→ **YOUR TASK**
Go through the records line by line and work out how many lines hold the word "frac". Answer with the number only.

→ **GIVEN ENTRIES**
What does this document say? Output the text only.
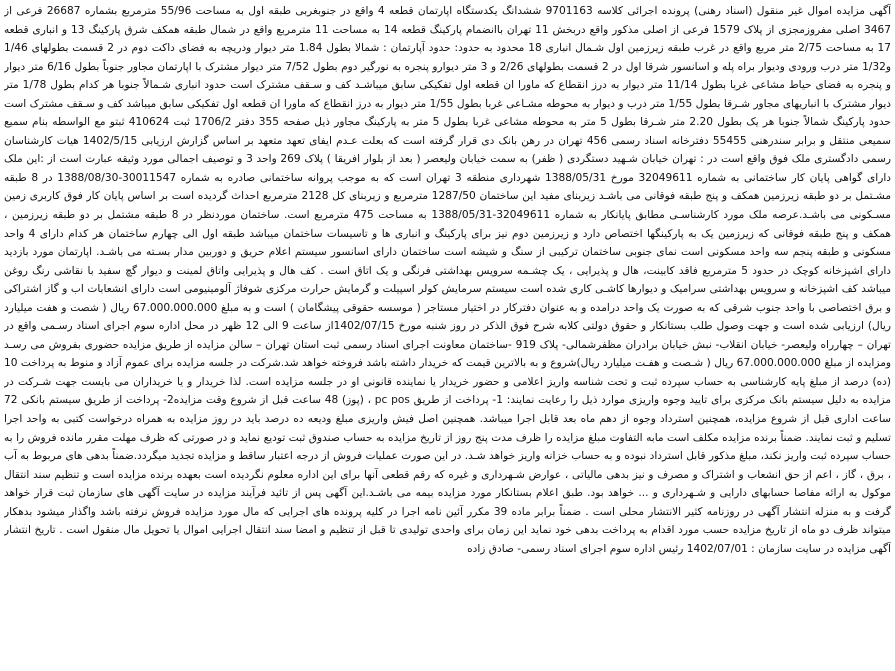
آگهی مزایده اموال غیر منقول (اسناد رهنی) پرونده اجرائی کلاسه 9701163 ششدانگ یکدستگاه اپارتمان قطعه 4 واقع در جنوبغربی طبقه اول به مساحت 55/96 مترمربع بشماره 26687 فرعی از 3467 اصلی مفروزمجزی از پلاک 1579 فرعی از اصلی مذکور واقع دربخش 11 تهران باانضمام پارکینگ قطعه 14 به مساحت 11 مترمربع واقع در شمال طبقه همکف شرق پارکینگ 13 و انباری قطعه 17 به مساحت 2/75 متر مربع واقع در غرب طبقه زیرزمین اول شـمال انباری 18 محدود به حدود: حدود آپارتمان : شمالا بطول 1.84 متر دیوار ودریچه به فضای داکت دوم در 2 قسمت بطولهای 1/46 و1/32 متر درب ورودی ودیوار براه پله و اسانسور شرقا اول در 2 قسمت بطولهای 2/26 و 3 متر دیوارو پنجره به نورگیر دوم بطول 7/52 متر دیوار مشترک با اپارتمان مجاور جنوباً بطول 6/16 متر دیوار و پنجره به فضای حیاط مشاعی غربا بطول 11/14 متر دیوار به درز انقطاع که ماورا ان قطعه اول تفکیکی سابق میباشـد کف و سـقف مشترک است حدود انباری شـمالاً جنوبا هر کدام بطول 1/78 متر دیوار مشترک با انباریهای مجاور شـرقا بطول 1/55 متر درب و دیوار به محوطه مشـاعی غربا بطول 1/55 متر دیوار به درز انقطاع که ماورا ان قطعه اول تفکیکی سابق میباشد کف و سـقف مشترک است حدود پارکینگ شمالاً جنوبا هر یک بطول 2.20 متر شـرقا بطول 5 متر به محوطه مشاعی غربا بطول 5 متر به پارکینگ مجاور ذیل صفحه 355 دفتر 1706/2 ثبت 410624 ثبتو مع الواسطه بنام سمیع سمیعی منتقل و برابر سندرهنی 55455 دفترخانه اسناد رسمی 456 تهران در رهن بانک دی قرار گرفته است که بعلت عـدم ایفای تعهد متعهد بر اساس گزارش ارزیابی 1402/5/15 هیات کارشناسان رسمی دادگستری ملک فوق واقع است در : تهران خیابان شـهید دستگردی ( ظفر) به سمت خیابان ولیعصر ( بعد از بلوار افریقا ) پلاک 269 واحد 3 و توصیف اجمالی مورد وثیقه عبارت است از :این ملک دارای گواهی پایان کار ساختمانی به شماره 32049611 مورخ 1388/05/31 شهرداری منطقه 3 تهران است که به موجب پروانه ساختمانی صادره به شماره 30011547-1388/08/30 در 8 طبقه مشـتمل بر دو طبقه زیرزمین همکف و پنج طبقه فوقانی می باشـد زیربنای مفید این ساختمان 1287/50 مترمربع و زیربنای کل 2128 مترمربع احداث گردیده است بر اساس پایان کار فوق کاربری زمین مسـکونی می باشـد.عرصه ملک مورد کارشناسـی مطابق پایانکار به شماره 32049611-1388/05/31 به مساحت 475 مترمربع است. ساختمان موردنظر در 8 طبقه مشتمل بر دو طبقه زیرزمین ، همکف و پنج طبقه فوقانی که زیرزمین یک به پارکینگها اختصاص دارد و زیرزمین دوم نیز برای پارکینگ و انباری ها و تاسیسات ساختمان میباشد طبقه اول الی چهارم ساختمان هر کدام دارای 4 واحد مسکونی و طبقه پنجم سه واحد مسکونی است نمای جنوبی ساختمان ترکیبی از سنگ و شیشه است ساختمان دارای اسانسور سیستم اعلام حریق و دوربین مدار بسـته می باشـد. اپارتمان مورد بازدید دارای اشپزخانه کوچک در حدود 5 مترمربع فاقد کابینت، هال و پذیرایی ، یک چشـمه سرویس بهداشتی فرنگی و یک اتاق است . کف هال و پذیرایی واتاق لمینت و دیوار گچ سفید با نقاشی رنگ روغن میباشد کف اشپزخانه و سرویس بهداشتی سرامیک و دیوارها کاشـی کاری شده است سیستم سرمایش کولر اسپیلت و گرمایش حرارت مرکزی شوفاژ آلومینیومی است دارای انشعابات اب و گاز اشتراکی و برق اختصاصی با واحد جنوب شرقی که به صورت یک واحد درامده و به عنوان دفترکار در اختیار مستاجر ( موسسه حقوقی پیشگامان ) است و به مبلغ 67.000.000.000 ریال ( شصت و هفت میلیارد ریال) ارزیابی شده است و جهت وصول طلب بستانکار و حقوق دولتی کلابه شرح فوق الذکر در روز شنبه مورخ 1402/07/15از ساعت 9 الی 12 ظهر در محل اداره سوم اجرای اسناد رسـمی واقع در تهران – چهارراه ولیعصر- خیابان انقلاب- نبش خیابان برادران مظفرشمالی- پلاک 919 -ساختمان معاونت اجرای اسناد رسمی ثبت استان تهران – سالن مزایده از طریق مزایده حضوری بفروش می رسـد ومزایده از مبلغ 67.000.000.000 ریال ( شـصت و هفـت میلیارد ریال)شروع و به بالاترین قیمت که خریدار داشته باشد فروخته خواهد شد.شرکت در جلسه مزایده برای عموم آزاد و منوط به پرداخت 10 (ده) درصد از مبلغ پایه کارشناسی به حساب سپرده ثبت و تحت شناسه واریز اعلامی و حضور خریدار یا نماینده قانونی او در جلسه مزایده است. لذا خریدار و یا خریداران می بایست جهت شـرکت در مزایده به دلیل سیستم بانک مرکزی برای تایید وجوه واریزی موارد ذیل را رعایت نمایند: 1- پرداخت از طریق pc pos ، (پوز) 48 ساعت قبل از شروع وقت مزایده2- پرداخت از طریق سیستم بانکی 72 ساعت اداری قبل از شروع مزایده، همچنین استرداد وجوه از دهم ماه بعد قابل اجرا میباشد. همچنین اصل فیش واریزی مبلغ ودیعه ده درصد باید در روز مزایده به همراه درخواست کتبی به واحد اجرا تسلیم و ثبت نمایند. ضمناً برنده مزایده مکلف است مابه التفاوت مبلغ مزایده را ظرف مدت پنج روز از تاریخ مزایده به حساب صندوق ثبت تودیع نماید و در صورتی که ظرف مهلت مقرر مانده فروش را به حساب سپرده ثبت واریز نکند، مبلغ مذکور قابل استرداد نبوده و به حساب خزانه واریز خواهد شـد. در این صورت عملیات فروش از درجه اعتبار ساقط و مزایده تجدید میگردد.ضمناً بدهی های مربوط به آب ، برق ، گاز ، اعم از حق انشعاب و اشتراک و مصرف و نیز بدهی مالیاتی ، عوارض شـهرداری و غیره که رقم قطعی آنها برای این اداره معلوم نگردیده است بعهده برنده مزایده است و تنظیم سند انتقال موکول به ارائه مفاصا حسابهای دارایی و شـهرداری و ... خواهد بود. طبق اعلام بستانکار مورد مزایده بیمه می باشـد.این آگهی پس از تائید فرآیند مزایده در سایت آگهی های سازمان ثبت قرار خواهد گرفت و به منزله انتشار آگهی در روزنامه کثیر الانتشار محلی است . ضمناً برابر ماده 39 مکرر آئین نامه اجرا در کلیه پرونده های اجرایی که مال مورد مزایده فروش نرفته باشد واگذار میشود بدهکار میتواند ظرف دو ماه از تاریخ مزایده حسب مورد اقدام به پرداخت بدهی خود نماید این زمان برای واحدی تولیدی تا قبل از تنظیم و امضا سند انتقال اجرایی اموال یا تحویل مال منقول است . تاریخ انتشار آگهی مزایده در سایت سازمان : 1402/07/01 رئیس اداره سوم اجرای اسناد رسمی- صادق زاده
---
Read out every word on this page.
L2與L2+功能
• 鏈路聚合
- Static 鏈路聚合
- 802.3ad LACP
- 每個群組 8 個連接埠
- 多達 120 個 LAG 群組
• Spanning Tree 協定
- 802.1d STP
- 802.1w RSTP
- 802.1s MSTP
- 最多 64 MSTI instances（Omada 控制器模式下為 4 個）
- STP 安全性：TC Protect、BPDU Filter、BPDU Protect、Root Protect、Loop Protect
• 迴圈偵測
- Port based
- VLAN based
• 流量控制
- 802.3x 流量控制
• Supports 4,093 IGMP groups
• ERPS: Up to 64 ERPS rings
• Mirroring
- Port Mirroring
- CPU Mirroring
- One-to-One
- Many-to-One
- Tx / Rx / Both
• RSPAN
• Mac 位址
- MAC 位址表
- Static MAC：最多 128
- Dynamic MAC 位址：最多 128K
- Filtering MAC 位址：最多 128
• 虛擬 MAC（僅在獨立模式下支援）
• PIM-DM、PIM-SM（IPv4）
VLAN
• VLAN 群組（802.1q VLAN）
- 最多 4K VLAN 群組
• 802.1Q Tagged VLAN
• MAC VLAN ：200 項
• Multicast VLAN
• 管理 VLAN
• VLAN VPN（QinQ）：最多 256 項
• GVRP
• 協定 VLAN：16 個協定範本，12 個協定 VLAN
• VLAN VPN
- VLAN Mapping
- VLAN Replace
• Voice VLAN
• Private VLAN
---
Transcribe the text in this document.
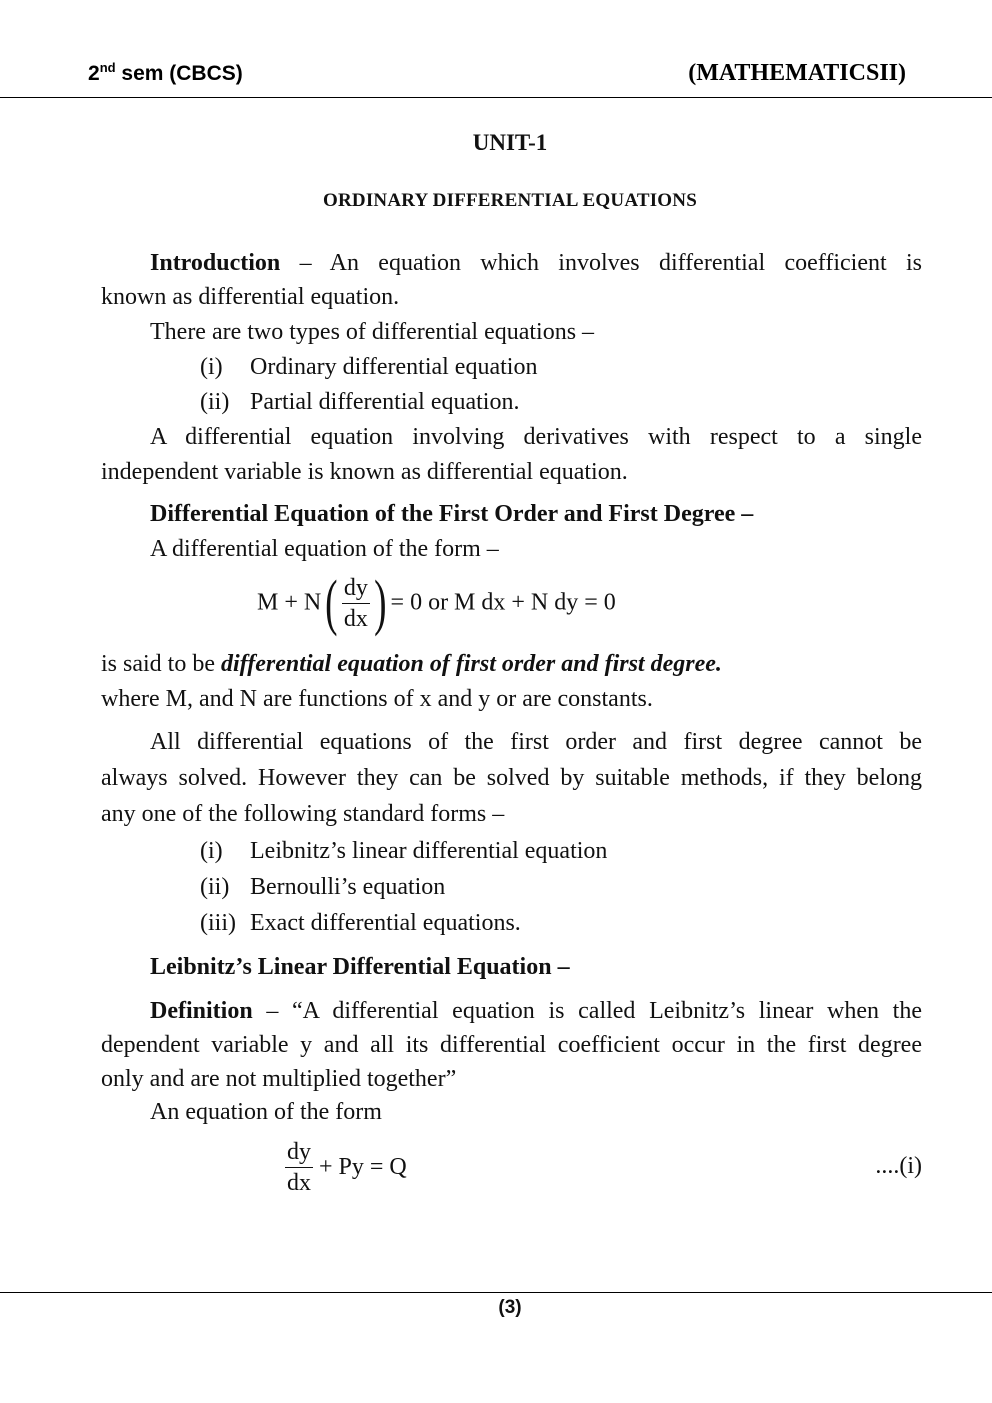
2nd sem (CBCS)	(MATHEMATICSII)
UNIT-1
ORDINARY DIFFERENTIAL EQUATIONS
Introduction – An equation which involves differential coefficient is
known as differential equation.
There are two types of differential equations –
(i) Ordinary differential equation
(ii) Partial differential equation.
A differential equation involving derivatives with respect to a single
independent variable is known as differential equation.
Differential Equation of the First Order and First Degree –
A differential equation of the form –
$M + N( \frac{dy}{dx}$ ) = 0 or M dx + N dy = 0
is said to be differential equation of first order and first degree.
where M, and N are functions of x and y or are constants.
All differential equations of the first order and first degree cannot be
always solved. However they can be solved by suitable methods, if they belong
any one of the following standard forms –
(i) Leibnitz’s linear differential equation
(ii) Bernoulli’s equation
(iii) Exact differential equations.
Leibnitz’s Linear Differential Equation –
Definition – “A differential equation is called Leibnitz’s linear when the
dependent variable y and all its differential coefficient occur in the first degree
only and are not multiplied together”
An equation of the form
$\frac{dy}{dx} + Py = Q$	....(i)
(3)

→ **ANSWER FOR THIS EXERCISE**
2